┌──

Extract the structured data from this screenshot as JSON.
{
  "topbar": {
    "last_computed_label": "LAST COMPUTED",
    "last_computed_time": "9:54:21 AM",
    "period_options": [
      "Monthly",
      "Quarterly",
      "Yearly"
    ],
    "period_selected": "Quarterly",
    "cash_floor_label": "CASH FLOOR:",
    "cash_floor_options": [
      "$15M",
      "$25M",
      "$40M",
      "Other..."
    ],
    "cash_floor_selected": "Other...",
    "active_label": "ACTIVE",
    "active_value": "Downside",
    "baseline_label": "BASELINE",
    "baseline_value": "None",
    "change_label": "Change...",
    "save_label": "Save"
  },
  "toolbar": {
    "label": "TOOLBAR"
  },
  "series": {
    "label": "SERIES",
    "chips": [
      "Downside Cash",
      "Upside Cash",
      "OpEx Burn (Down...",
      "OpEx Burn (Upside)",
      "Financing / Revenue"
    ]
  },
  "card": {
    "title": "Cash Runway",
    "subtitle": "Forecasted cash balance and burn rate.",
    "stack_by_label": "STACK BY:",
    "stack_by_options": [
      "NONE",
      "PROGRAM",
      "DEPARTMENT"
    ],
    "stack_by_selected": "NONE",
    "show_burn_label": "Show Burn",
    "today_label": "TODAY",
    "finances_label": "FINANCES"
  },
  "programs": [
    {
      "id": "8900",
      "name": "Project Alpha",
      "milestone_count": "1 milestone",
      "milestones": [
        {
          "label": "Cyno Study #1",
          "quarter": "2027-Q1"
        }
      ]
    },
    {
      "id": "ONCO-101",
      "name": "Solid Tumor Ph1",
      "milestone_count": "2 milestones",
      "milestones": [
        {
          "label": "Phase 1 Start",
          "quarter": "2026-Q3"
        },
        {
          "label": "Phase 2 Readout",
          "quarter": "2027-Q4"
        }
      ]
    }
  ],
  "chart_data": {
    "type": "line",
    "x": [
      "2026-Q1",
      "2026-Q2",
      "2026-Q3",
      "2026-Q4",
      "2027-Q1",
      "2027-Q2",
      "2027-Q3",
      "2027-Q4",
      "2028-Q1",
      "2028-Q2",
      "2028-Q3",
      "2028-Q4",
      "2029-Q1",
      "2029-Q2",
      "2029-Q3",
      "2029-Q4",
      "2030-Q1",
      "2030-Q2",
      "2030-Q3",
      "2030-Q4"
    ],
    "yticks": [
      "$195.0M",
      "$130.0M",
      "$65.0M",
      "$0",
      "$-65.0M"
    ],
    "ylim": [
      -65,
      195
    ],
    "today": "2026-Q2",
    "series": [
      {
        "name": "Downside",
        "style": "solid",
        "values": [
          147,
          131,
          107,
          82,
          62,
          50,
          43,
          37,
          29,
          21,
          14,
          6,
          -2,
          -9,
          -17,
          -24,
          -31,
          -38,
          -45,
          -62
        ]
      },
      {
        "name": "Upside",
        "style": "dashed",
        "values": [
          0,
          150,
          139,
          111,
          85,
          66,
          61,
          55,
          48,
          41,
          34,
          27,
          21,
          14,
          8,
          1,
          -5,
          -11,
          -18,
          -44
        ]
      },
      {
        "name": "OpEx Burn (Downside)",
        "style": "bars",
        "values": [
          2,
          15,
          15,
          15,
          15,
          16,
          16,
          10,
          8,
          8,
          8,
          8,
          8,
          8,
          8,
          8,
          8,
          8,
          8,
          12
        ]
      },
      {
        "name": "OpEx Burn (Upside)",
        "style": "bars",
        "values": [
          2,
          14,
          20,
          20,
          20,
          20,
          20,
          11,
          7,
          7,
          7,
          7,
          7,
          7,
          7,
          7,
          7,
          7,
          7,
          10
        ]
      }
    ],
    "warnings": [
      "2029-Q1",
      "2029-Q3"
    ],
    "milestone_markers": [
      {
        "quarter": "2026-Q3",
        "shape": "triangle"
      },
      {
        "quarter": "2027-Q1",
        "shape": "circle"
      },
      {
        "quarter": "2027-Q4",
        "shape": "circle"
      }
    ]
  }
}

└──

### ACTION ITEM
Go through the listing and copy each line with the string "Quarterly".

### RESULT FOR THIS EXERCISE
      "Quarterly",
    "period_selected": "Quarterly",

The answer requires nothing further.